>> START GIVEN DATA

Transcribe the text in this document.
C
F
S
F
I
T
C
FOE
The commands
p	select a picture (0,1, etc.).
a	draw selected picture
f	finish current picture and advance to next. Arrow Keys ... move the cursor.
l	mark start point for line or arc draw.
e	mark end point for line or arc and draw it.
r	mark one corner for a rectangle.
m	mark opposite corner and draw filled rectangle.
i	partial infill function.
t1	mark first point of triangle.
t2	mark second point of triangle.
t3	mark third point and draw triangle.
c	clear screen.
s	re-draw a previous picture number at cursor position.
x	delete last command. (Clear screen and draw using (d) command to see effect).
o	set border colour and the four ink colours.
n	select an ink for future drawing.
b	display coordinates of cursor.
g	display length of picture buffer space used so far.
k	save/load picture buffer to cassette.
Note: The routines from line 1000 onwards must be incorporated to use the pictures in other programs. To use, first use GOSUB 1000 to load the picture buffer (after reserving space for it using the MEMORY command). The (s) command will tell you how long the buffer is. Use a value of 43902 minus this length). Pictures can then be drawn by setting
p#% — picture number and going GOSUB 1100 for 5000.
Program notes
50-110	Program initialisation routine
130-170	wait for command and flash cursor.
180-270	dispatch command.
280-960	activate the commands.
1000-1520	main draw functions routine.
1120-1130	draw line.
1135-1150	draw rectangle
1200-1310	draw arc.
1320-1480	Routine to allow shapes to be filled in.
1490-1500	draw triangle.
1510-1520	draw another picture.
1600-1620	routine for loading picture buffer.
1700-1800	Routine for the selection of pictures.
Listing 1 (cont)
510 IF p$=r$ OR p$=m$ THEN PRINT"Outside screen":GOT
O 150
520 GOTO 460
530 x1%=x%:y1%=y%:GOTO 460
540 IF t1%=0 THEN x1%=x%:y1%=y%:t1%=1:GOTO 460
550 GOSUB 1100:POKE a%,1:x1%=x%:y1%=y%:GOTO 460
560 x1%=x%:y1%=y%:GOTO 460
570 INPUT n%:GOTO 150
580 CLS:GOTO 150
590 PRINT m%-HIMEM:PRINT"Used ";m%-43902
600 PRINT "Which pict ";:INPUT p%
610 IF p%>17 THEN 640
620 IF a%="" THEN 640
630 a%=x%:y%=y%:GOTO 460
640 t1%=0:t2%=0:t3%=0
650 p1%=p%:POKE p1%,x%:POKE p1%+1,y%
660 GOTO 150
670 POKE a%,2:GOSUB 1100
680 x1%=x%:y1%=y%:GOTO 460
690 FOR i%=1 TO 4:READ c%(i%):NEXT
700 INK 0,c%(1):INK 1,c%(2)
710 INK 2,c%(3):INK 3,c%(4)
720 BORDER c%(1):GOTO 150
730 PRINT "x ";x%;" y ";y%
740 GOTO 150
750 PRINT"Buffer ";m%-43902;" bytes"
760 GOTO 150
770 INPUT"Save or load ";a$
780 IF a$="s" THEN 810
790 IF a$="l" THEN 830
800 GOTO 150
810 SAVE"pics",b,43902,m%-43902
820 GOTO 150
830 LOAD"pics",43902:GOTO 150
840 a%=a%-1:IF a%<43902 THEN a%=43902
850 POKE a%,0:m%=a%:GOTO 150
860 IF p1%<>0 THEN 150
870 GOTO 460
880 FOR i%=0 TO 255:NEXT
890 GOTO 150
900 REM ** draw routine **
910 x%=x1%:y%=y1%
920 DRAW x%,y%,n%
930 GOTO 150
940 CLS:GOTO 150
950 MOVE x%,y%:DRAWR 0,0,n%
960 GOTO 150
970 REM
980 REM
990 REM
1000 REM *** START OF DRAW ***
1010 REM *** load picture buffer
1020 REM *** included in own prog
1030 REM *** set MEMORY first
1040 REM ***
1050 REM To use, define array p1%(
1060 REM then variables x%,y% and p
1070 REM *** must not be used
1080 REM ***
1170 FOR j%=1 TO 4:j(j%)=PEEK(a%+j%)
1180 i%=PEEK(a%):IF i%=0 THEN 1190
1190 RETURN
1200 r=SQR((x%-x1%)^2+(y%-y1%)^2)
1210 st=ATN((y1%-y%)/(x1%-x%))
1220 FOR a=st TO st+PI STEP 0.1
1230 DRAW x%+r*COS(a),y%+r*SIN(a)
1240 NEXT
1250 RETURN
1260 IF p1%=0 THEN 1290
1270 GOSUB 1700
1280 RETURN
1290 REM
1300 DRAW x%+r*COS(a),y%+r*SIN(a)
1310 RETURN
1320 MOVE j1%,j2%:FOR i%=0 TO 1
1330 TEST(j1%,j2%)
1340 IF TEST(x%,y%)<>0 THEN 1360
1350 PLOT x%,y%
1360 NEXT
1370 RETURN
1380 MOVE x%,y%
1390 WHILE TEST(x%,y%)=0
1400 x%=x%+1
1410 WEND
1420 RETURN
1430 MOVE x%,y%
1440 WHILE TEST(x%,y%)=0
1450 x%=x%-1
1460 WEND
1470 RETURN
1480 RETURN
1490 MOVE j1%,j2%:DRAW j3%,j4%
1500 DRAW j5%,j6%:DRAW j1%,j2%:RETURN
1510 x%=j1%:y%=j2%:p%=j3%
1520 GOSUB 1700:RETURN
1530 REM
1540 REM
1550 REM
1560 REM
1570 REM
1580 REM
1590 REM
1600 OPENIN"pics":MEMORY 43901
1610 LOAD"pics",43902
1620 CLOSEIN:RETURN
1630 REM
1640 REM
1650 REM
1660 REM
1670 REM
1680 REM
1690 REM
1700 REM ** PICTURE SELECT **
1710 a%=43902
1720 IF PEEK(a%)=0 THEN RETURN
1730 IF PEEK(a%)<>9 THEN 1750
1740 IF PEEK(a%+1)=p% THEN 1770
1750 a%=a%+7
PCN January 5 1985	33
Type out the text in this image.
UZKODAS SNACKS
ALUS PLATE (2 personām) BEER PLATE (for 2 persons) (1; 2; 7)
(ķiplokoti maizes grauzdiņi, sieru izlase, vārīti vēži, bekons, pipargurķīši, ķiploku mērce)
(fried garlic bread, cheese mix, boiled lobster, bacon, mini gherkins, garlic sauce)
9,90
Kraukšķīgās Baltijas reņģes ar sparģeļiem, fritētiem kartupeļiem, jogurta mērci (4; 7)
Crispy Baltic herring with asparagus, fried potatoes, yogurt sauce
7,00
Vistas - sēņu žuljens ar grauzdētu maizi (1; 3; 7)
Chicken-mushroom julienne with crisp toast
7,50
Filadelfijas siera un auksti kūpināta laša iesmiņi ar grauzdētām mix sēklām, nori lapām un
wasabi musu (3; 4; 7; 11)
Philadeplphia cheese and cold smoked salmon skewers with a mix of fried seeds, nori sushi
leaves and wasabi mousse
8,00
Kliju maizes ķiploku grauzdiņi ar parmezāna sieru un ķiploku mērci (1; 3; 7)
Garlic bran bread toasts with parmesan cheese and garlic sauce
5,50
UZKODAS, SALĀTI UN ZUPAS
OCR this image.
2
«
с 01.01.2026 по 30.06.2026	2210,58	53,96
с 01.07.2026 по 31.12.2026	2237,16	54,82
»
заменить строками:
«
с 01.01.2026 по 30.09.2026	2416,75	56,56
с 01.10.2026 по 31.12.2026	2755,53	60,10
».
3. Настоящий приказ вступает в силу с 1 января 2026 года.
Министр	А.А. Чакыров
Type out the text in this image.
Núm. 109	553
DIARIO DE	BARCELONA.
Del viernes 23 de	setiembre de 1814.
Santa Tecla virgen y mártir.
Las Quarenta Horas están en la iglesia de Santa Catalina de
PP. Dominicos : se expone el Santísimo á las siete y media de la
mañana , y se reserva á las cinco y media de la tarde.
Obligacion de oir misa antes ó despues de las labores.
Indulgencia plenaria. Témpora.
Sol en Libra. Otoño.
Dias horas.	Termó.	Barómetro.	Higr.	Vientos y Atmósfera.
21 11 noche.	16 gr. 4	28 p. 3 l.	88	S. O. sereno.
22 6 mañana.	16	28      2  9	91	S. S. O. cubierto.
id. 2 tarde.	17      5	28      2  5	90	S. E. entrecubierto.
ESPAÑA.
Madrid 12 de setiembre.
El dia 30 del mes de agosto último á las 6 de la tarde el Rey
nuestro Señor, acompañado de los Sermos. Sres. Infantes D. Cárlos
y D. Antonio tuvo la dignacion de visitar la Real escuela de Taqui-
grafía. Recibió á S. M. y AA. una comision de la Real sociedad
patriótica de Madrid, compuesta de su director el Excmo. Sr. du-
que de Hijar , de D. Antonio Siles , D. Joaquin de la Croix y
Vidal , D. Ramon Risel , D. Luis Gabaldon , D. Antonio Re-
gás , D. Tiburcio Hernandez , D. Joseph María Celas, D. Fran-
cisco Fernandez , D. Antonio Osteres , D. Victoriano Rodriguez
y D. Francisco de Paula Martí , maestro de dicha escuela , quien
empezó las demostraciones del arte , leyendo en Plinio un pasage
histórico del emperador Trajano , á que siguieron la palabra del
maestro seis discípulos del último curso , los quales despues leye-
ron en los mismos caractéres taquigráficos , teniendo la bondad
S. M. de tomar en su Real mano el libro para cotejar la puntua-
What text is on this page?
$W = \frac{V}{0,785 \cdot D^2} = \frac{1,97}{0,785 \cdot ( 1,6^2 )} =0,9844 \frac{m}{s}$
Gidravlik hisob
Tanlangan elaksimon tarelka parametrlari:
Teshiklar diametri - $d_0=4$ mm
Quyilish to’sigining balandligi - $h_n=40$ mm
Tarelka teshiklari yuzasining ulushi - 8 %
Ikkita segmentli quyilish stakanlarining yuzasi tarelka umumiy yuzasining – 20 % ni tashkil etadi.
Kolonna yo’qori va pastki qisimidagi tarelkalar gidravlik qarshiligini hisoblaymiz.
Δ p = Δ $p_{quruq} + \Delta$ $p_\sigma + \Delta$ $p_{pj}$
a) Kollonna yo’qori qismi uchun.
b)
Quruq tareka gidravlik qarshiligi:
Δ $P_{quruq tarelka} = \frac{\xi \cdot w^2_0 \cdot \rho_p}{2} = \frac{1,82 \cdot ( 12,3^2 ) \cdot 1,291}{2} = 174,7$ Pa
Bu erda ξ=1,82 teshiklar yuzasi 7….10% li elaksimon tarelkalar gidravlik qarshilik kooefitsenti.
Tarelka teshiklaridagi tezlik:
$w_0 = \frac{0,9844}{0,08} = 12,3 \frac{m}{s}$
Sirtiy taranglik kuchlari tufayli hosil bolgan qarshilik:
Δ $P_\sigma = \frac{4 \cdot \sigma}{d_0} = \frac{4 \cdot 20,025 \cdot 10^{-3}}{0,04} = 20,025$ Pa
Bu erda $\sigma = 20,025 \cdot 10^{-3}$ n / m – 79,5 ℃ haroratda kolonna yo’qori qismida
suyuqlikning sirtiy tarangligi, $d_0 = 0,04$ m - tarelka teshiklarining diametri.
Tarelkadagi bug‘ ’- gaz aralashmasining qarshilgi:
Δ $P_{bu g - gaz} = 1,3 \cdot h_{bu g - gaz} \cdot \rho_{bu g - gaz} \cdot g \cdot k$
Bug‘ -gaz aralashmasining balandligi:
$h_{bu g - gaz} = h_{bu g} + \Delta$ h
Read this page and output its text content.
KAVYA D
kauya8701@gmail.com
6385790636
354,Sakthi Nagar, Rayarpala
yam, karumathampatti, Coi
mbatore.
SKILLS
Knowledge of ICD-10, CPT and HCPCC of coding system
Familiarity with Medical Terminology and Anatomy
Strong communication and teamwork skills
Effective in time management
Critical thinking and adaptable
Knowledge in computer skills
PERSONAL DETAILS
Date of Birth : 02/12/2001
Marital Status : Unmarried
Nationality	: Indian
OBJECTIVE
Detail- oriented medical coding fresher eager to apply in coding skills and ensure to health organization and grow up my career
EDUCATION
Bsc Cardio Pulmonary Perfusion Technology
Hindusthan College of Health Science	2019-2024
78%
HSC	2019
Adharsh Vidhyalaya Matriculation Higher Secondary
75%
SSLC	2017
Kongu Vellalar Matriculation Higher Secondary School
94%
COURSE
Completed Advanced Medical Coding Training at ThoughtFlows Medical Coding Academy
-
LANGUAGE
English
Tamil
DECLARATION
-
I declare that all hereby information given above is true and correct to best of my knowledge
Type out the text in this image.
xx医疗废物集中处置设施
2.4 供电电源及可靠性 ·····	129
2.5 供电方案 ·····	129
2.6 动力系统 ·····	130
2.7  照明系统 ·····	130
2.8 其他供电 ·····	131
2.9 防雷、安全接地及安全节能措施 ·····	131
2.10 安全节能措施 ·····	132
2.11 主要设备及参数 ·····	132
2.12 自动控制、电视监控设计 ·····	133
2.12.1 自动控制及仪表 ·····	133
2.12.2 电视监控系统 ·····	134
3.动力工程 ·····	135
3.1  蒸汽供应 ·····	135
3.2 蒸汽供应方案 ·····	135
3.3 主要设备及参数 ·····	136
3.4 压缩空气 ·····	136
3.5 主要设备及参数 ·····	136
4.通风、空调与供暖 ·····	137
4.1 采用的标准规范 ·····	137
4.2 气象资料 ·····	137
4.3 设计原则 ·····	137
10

>> END GIVEN DATA

• AIM OF THE TASK: Starting at the line that contains "Read this page and output its text content.", copy each line exactly through the end of the listing above. Include that first line and the last one, and add nothing.

• OUTPUT BELOW:
Read this page and output its text content.
KAVYA D
kauya8701@gmail.com
6385790636
354,Sakthi Nagar, Rayarpala
yam, karumathampatti, Coi
mbatore.
SKILLS
Knowledge of ICD-10, CPT and HCPCC of coding system
Familiarity with Medical Terminology and Anatomy
Strong communication and teamwork skills
Effective in time management
Critical thinking and adaptable
Knowledge in computer skills
PERSONAL DETAILS
Date of Birth : 02/12/2001
Marital Status : Unmarried
Nationality	: Indian
OBJECTIVE
Detail- oriented medical coding fresher eager to apply in coding skills and ensure to health organization and grow up my career
EDUCATION
Bsc Cardio Pulmonary Perfusion Technology
Hindusthan College of Health Science	2019-2024
78%
HSC	2019
Adharsh Vidhyalaya Matriculation Higher Secondary
75%
SSLC	2017
Kongu Vellalar Matriculation Higher Secondary School
94%
COURSE
Completed Advanced Medical Coding Training at ThoughtFlows Medical Coding Academy
-
LANGUAGE
English
Tamil
DECLARATION
-
I declare that all hereby information given above is true and correct to best of my knowledge
Type out the text in this image.
xx医疗废物集中处置设施
2.4 供电电源及可靠性 ·····	129
2.5 供电方案 ·····	129
2.6 动力系统 ·····	130
2.7  照明系统 ·····	130
2.8 其他供电 ·····	131
2.9 防雷、安全接地及安全节能措施 ·····	131
2.10 安全节能措施 ·····	132
2.11 主要设备及参数 ·····	132
2.12 自动控制、电视监控设计 ·····	133
2.12.1 自动控制及仪表 ·····	133
2.12.2 电视监控系统 ·····	134
3.动力工程 ·····	135
3.1  蒸汽供应 ·····	135
3.2 蒸汽供应方案 ·····	135
3.3 主要设备及参数 ·····	136
3.4 压缩空气 ·····	136
3.5 主要设备及参数 ·····	136
4.通风、空调与供暖 ·····	137
4.1 采用的标准规范 ·····	137
4.2 气象资料 ·····	137
4.3 设计原则 ·····	137
10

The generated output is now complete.